*Short problem*:
Identify every line in the rows below that contains the string "series", and copy each of those lines. Case counts.

*Supplied material*:
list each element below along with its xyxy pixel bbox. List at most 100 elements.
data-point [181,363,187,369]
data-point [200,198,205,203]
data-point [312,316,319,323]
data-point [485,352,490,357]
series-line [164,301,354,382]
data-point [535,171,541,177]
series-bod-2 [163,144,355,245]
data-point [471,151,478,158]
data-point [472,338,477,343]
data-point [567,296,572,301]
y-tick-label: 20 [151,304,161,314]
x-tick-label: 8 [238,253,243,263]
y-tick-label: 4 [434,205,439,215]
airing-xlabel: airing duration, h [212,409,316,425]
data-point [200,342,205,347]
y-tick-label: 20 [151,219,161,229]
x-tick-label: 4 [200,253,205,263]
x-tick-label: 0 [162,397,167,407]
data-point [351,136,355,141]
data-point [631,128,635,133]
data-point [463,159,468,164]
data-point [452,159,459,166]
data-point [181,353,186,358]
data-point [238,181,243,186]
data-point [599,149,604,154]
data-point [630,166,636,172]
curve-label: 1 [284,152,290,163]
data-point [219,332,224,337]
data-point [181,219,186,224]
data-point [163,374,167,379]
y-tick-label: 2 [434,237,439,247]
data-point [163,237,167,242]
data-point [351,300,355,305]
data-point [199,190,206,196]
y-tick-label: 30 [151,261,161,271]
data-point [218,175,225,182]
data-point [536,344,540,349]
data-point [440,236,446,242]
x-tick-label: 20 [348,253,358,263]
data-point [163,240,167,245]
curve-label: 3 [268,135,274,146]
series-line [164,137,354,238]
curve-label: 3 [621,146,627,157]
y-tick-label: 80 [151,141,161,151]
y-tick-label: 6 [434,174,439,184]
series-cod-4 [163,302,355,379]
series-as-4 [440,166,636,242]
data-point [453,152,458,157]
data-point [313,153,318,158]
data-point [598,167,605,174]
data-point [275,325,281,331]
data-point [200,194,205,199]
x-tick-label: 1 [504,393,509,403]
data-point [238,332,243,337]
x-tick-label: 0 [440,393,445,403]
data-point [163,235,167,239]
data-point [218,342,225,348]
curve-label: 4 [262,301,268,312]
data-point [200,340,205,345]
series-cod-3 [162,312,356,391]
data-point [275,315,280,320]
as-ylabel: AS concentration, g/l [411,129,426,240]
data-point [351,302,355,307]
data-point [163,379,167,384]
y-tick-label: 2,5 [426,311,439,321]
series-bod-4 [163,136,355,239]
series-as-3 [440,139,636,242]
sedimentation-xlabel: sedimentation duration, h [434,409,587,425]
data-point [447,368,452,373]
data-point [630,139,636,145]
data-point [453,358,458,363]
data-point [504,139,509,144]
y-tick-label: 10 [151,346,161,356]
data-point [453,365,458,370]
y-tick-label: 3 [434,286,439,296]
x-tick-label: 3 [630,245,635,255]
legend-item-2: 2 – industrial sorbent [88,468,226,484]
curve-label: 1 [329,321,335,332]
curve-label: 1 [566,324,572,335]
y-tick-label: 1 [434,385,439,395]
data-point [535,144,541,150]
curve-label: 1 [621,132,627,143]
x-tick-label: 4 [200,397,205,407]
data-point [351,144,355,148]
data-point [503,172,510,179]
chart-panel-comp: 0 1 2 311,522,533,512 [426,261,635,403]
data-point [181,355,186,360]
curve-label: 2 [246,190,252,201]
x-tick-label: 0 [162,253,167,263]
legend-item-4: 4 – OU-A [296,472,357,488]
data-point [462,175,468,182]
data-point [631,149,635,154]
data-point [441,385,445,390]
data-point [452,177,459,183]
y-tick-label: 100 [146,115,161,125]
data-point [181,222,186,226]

*Problem solution*:
series-line [164,301,354,382]
series-bod-2 [163,144,355,245]
series-line [164,137,354,238]
series-cod-4 [163,302,355,379]
series-as-4 [440,166,636,242]
series-cod-3 [162,312,356,391]
series-bod-4 [163,136,355,239]
series-as-3 [440,139,636,242]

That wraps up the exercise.